▶ DATA:
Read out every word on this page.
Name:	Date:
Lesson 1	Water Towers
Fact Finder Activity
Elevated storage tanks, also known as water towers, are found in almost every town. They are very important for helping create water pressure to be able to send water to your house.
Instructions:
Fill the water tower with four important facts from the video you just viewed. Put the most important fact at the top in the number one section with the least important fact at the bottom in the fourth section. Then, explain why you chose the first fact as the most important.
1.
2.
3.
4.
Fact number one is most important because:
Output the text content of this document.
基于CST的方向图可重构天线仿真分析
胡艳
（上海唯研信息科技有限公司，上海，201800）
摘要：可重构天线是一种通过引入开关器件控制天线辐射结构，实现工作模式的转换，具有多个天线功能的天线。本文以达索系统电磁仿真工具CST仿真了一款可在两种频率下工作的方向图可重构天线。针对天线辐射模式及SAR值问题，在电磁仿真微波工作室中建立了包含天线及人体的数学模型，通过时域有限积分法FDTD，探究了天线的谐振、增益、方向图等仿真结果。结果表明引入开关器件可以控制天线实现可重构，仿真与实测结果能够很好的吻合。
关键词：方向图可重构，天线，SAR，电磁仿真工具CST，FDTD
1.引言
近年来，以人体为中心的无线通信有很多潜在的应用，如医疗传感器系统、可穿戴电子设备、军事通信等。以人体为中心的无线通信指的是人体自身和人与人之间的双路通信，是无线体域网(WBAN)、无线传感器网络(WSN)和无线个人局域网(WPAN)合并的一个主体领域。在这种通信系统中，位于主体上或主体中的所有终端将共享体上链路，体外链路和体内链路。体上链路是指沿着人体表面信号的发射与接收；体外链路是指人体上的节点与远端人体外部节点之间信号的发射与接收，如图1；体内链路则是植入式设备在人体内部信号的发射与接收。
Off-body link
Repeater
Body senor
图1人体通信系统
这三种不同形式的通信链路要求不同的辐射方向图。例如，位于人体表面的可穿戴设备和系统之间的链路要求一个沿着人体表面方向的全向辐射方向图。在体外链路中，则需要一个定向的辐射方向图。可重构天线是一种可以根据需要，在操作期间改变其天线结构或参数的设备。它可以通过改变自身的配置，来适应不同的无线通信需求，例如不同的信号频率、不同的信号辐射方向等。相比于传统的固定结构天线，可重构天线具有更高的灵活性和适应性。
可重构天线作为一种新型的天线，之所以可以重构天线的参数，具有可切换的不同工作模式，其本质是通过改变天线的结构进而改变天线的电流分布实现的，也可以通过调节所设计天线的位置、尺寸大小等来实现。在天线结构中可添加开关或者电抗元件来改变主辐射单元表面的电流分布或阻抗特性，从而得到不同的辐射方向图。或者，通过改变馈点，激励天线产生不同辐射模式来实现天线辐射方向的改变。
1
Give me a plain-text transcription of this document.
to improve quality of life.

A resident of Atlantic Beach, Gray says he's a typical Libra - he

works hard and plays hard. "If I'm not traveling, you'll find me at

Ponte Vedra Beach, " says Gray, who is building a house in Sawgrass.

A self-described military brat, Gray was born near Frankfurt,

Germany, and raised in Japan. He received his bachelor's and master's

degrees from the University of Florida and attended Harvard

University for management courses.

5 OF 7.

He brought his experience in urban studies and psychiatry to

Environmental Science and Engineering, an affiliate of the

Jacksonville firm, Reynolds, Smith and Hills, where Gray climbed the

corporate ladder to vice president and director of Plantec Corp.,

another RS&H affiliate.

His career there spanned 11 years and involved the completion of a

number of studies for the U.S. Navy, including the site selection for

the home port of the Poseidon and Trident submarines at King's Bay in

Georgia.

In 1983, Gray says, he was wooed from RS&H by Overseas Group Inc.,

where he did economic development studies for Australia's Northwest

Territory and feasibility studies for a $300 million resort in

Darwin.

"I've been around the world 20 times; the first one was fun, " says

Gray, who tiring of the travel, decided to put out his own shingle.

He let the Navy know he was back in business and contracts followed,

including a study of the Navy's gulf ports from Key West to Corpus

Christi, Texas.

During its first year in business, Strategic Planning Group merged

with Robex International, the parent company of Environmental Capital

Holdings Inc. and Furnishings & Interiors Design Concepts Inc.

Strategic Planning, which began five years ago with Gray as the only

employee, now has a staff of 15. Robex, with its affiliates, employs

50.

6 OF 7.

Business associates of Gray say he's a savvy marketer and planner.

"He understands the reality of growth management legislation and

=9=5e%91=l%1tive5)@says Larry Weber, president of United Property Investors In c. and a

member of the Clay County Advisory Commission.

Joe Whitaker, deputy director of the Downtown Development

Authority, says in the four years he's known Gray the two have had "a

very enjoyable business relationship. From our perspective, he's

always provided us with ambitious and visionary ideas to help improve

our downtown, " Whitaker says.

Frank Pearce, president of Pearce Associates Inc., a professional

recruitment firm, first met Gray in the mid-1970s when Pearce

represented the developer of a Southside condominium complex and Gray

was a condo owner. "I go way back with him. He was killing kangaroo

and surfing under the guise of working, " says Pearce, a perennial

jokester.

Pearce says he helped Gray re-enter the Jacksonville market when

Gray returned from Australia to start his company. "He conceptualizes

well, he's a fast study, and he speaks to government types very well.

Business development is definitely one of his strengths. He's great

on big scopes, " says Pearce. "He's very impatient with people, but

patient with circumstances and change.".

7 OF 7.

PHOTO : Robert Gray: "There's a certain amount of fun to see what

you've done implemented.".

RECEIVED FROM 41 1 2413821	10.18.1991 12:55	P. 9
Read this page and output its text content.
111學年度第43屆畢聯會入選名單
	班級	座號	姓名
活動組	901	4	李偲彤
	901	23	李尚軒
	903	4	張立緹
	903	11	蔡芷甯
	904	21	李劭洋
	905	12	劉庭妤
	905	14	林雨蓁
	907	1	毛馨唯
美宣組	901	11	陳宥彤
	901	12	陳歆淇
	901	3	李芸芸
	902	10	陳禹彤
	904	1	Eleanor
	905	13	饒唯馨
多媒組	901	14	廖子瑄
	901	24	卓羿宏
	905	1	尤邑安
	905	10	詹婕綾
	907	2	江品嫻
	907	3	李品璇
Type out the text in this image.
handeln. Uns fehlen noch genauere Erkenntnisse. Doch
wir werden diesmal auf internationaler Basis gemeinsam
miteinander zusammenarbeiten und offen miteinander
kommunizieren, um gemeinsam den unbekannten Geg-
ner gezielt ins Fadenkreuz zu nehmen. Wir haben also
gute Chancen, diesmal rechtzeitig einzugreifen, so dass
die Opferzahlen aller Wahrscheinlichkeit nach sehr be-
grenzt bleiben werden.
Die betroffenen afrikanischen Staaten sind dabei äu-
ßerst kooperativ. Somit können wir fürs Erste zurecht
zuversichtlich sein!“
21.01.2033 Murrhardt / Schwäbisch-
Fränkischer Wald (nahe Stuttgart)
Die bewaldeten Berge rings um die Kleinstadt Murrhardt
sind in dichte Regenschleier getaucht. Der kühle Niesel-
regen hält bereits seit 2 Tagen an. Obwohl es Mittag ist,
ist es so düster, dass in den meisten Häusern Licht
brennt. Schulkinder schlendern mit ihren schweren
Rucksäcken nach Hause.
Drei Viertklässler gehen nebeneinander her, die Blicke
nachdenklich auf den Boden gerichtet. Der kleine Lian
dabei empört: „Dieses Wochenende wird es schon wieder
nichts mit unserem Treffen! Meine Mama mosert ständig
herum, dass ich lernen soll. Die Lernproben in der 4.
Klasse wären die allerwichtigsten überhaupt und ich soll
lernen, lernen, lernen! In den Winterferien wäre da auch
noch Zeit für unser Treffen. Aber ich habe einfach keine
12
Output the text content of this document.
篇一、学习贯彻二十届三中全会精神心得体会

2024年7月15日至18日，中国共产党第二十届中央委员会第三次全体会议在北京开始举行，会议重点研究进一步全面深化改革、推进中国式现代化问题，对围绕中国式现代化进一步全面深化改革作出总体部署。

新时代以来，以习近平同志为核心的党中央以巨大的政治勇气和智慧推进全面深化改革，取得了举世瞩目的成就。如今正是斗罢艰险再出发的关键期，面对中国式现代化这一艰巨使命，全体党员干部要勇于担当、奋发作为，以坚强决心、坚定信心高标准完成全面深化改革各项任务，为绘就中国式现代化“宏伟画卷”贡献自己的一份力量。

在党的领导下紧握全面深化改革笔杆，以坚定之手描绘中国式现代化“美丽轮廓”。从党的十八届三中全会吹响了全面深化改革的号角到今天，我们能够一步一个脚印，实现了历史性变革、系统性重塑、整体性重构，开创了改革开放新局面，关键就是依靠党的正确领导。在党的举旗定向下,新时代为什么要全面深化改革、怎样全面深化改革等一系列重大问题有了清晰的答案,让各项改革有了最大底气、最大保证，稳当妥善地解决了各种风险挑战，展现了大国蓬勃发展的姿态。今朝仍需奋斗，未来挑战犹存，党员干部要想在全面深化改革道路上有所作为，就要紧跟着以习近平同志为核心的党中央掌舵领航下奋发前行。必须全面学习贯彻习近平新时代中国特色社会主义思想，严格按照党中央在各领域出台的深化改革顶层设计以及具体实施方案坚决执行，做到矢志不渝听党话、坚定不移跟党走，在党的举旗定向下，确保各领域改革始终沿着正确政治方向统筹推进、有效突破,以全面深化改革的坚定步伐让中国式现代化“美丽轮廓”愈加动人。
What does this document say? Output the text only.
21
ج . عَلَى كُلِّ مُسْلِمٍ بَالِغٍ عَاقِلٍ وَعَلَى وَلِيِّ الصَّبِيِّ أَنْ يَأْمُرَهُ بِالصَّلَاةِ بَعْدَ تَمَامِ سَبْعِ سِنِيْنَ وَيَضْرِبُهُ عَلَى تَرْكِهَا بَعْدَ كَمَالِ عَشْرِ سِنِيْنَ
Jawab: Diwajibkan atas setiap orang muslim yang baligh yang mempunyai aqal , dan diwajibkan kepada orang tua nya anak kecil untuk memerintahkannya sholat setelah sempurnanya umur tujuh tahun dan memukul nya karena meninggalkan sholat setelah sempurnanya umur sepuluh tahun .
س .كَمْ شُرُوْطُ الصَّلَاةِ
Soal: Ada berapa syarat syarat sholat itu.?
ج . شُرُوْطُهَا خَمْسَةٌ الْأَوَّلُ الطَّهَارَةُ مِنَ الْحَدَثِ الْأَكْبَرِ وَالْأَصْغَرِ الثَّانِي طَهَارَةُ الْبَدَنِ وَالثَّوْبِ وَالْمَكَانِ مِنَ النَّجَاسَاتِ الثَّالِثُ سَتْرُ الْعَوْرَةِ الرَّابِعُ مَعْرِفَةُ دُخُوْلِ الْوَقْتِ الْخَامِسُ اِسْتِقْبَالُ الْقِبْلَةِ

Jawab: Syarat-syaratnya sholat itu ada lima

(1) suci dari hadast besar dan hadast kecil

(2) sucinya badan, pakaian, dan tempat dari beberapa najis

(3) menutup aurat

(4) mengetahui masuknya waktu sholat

▶ GIVEN PROBLEM: Using the material above, work out how many lines contain the string "Planning". Give that number alone.

▶ EXERCISE RESPONSE: 2